Dataset entries on figures
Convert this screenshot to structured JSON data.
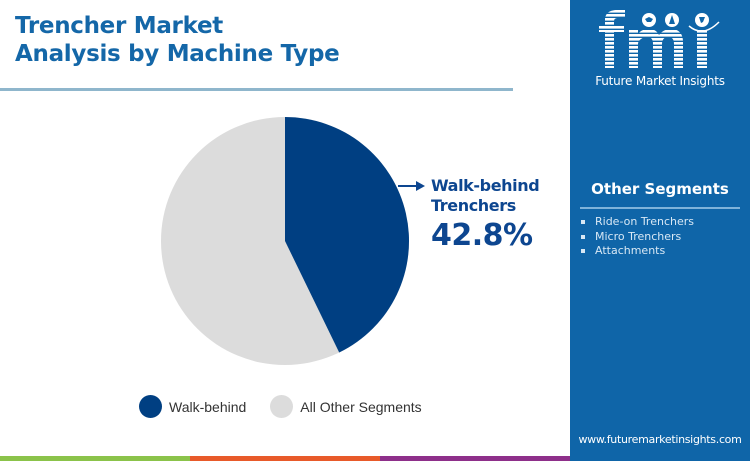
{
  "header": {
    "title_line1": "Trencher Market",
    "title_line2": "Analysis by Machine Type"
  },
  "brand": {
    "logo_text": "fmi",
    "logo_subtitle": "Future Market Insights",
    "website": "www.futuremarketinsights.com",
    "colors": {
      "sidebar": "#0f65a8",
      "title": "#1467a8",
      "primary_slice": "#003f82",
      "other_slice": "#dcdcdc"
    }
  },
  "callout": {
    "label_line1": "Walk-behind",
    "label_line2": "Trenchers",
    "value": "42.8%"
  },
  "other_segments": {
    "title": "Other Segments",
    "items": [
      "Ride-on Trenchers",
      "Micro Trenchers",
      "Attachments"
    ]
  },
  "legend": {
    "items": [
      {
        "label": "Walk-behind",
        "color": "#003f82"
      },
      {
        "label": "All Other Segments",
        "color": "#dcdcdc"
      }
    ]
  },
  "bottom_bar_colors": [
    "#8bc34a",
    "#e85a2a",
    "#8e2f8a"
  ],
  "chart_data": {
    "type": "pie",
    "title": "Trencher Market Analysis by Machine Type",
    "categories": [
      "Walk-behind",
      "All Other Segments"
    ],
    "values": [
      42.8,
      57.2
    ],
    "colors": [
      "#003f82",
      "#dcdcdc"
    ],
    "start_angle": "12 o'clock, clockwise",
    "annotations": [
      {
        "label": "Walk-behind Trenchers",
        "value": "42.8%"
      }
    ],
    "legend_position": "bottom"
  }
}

§ **The exercise**
Copy every record above exactly, leaving out the pictures.

§ **Correct response**
Convert this screenshot to structured JSON data.
{
  "header": {
    "title_line1": "Trencher Market",
    "title_line2": "Analysis by Machine Type"
  },
  "brand": {
    "logo_text": "fmi",
    "logo_subtitle": "Future Market Insights",
    "website": "www.futuremarketinsights.com",
    "colors": {
      "sidebar": "#0f65a8",
      "title": "#1467a8",
      "primary_slice": "#003f82",
      "other_slice": "#dcdcdc"
    }
  },
  "callout": {
    "label_line1": "Walk-behind",
    "label_line2": "Trenchers",
    "value": "42.8%"
  },
  "other_segments": {
    "title": "Other Segments",
    "items": [
      "Ride-on Trenchers",
      "Micro Trenchers",
      "Attachments"
    ]
  },
  "legend": {
    "items": [
      {
        "label": "Walk-behind",
        "color": "#003f82"
      },
      {
        "label": "All Other Segments",
        "color": "#dcdcdc"
      }
    ]
  },
  "bottom_bar_colors": [
    "#8bc34a",
    "#e85a2a",
    "#8e2f8a"
  ],
  "chart_data": {
    "type": "pie",
    "title": "Trencher Market Analysis by Machine Type",
    "categories": [
      "Walk-behind",
      "All Other Segments"
    ],
    "values": [
      42.8,
      57.2
    ],
    "colors": [
      "#003f82",
      "#dcdcdc"
    ],
    "start_angle": "12 o'clock, clockwise",
    "annotations": [
      {
        "label": "Walk-behind Trenchers",
        "value": "42.8%"
      }
    ],
    "legend_position": "bottom"
  }
}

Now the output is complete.